→ **WORKING DATA**
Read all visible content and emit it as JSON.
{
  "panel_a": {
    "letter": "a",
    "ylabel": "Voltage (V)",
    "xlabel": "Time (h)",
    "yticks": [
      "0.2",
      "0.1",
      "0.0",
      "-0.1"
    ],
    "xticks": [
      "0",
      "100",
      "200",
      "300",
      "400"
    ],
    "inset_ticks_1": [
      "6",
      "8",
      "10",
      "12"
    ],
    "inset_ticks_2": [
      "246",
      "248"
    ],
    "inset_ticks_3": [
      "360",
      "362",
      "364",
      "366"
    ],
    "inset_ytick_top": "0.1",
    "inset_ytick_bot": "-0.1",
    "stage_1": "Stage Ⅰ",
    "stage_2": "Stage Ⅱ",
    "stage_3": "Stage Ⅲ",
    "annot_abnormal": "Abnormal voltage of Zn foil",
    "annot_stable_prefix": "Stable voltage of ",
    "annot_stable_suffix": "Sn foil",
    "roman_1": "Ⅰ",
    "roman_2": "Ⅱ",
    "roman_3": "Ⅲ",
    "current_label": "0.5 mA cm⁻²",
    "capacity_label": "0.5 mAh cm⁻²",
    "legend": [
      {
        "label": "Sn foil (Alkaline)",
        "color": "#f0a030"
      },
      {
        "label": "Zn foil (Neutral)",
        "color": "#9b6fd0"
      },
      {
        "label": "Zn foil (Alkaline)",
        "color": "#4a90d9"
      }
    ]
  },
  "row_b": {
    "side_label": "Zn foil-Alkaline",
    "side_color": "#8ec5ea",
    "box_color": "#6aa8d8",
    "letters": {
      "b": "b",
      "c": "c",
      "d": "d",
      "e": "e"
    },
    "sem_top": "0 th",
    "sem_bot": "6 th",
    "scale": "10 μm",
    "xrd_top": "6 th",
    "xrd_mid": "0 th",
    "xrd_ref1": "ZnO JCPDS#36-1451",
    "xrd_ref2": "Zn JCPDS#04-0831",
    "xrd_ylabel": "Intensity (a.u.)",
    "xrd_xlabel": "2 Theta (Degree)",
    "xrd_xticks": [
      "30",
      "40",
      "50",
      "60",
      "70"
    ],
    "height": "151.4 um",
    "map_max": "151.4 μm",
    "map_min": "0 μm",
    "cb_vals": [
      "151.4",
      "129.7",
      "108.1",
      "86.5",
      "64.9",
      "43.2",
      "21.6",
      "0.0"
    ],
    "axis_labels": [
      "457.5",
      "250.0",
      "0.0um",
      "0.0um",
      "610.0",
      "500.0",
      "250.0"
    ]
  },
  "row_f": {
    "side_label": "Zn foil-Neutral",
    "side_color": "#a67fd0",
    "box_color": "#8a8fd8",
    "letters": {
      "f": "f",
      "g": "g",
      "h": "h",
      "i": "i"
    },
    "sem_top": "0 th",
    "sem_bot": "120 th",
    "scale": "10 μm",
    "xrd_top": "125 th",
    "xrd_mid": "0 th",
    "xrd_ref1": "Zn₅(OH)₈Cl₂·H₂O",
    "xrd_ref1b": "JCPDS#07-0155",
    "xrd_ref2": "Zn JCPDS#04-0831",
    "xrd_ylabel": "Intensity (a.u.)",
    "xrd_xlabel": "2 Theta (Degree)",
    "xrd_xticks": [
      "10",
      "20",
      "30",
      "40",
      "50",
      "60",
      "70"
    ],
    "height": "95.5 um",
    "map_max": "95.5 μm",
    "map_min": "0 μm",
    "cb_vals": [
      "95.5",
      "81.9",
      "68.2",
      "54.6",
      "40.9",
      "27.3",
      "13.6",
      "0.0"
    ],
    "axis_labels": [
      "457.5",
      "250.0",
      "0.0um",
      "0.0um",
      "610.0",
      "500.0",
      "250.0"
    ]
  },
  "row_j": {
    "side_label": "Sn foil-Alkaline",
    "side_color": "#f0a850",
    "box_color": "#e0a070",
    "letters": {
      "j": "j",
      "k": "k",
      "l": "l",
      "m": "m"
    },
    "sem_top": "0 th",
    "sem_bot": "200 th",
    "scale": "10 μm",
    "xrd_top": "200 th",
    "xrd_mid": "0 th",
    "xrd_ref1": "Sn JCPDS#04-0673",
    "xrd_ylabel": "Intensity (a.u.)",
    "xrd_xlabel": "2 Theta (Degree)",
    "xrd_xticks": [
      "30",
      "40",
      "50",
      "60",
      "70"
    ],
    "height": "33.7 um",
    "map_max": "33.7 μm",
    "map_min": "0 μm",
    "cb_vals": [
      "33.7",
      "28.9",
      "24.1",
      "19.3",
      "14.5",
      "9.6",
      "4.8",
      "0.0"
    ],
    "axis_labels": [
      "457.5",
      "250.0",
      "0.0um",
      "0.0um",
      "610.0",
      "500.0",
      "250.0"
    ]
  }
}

→ **INSTRUCTION**
Copy all lines of the listing above that contain the string "height".

→ **RESULT FOR THIS EXERCISE**
    "height": "151.4 um",
    "height": "95.5 um",
    "height": "33.7 um",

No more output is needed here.